→ **Exercise instructions**
For this exercise, copy out each line of the material below that includes "value".

→ **Extracted entries**
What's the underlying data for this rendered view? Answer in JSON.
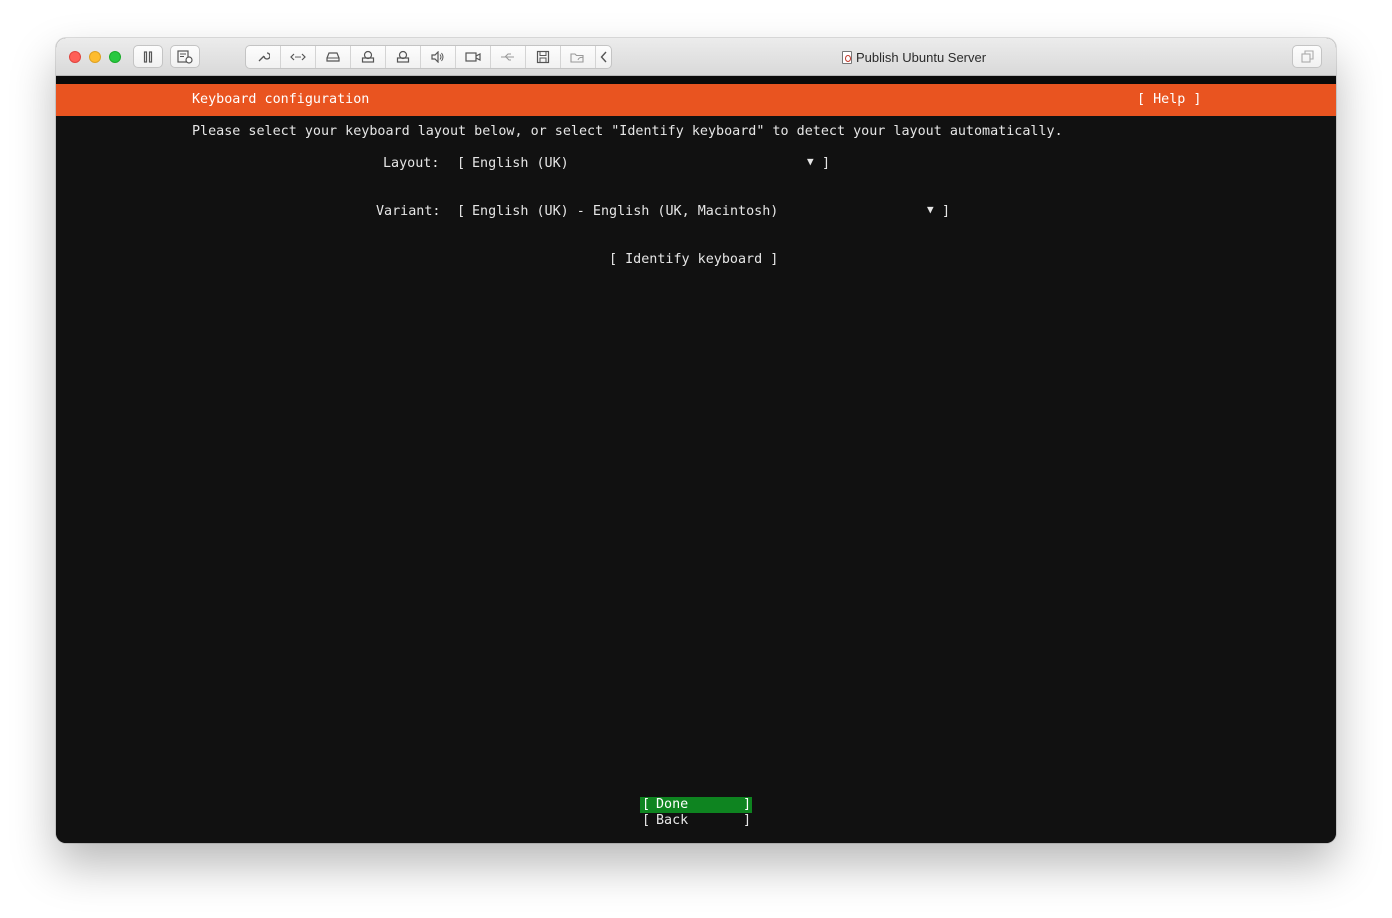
{
  "window": {
    "title": "Publish Ubuntu Server"
  },
  "installer": {
    "header_title": "Keyboard configuration",
    "help_button": "[ Help ]",
    "instructions": "Please select your keyboard layout below, or select \"Identify keyboard\" to detect your layout automatically.",
    "layout": {
      "label": "Layout:",
      "open_bracket": "[",
      "value": "English (UK)",
      "arrow": "▼",
      "close_bracket": "]"
    },
    "variant": {
      "label": "Variant:",
      "open_bracket": "[",
      "value": "English (UK) - English (UK, Macintosh)",
      "arrow": "▼",
      "close_bracket": "]"
    },
    "identify_button": "[ Identify keyboard ]",
    "done_button": {
      "open": "[",
      "label": "Done",
      "close": "]"
    },
    "back_button": {
      "open": "[",
      "label": "Back",
      "close": "]"
    }
  },
  "colors": {
    "accent_orange": "#e95420",
    "done_green": "#0e8420",
    "terminal_bg": "#111111"
  }
}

→ **Result**
      "value": "English (UK)",
      "value": "English (UK) - English (UK, Macintosh)",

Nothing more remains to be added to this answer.